Data entries
####

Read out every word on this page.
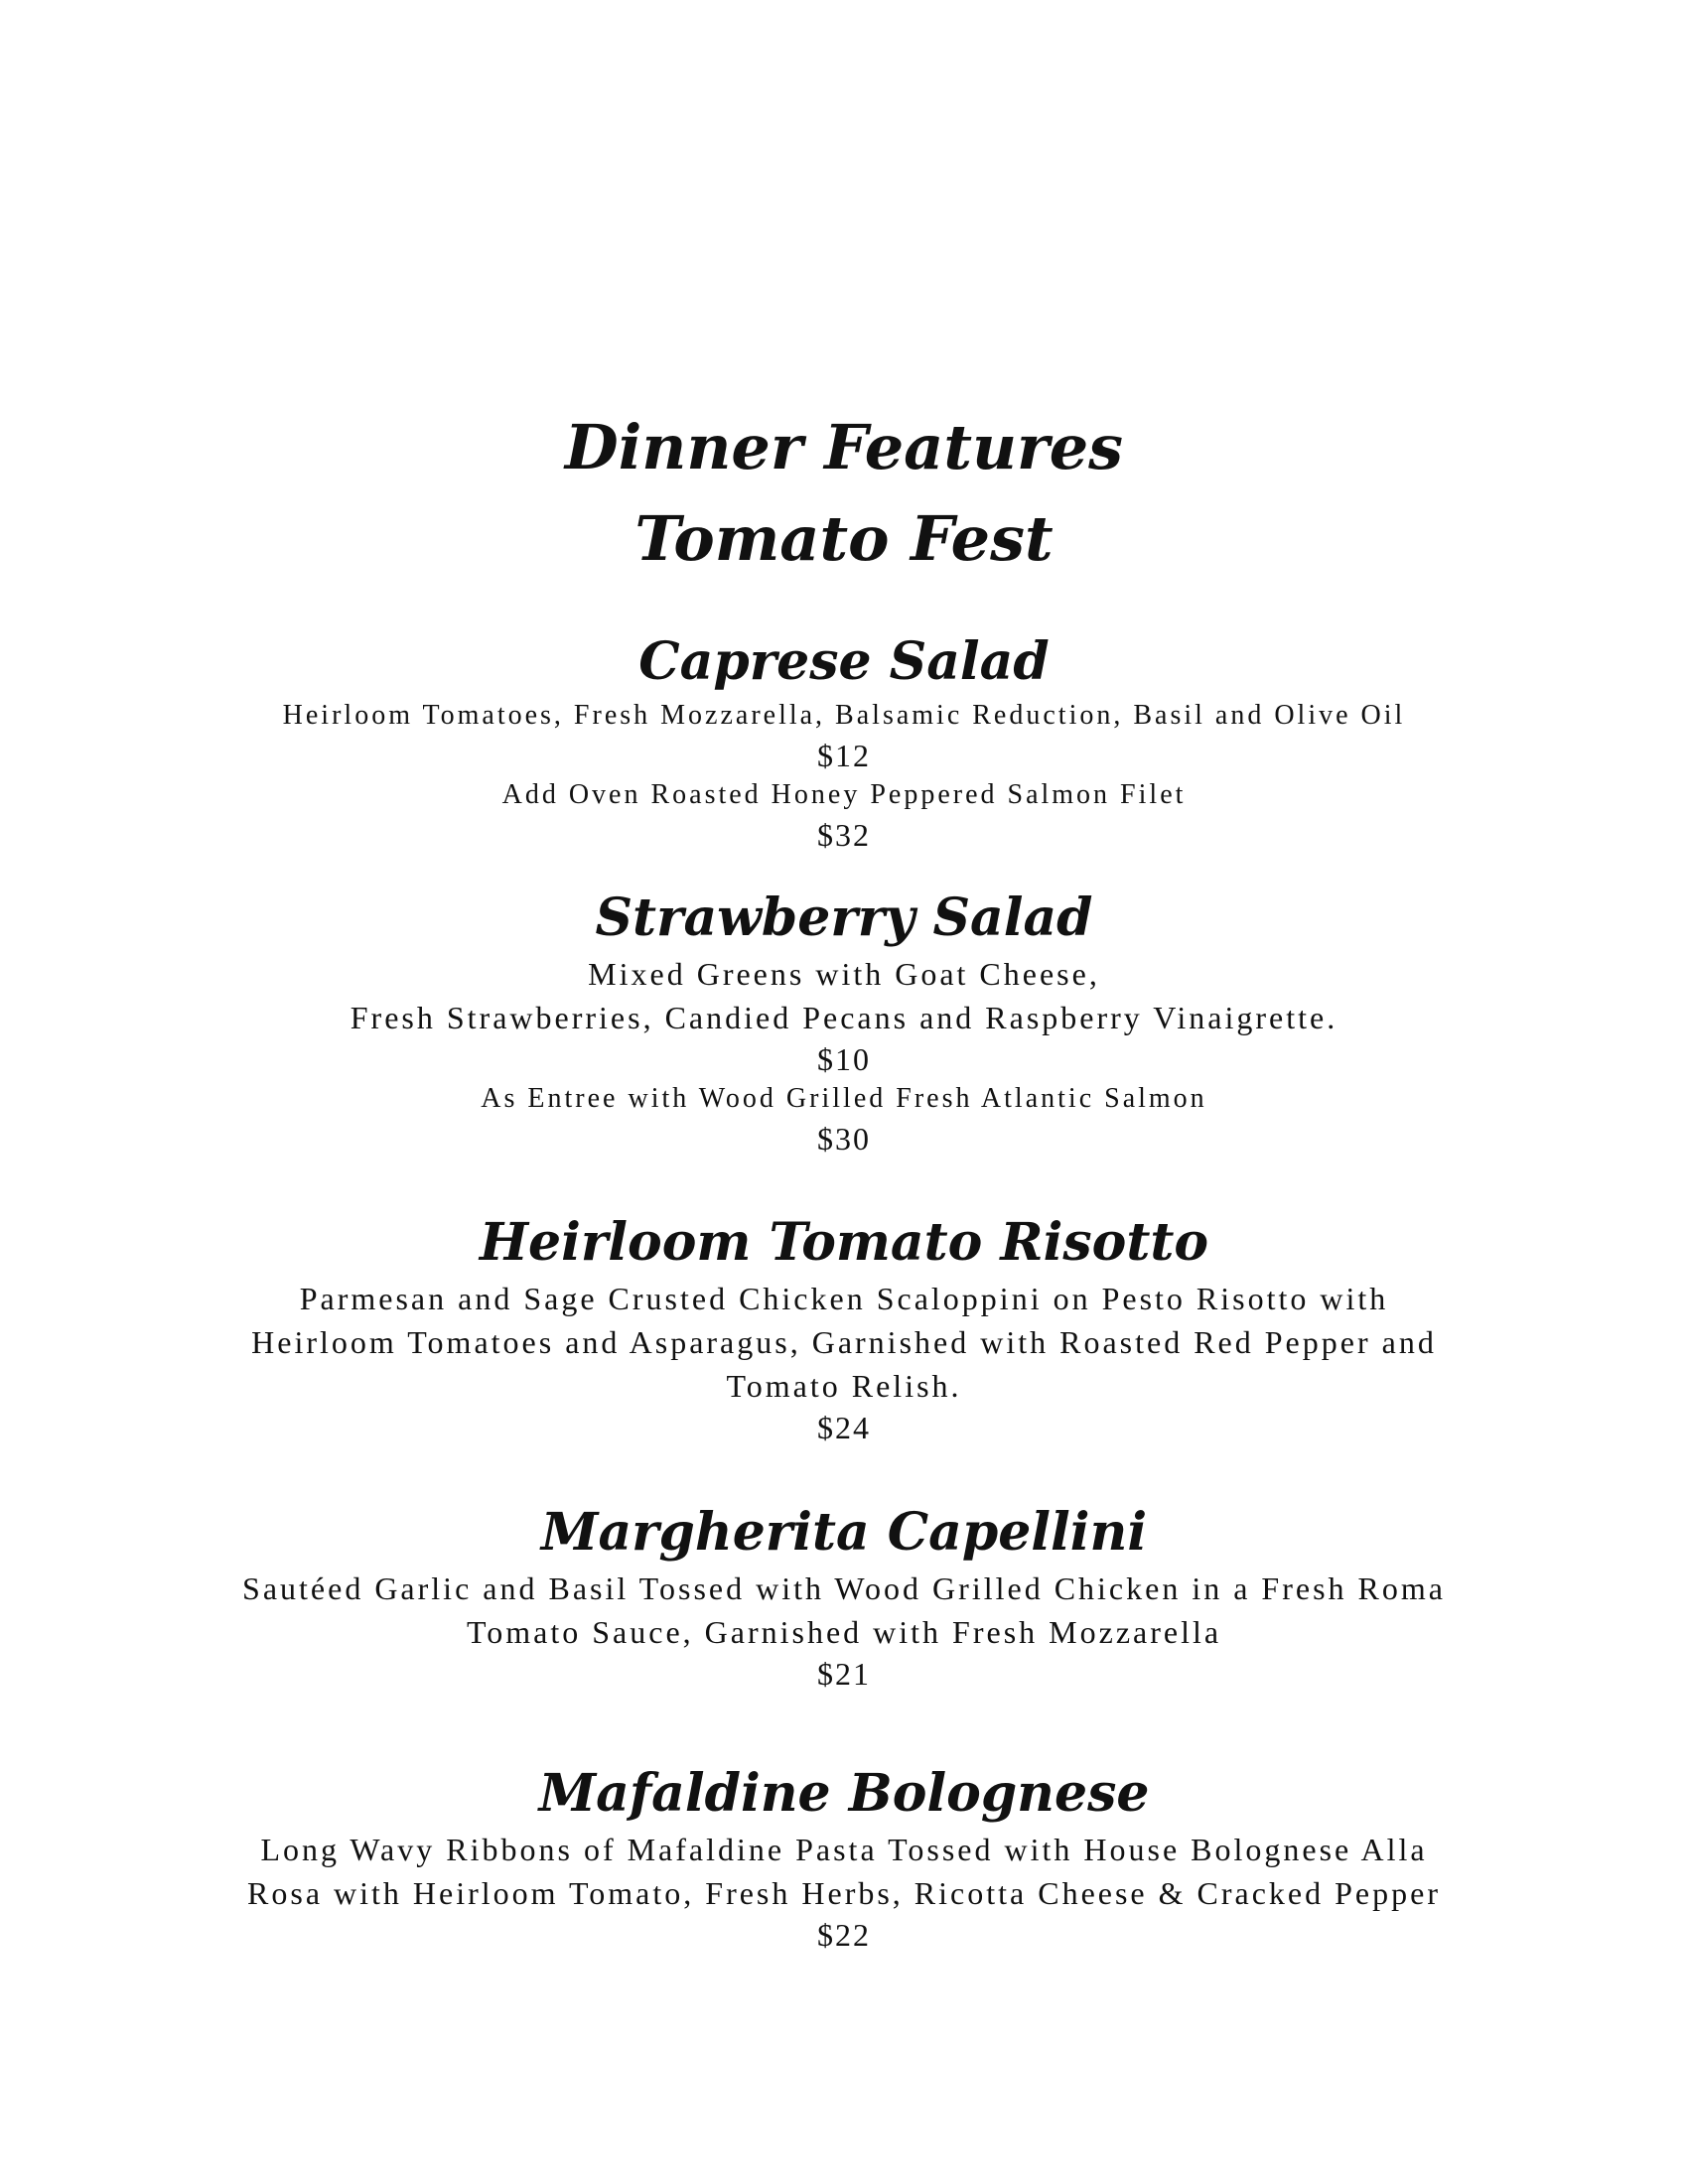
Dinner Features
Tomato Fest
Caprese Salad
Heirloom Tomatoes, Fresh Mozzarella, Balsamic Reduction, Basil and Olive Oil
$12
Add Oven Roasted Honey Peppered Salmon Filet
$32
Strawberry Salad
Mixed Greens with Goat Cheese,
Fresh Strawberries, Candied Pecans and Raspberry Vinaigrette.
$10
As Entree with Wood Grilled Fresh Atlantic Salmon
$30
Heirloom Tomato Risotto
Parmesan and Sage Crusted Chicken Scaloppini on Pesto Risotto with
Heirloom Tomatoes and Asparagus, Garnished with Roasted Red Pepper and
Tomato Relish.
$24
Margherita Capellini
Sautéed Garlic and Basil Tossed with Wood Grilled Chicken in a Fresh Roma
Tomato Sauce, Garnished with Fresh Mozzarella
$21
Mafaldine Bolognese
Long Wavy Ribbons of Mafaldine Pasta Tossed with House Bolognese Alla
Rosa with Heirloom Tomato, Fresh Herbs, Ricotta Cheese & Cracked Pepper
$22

####

> **Task goal**
How many of the lines above hold the word "Mafaldine"? Give only that number.

> **Solution for this exercise**
2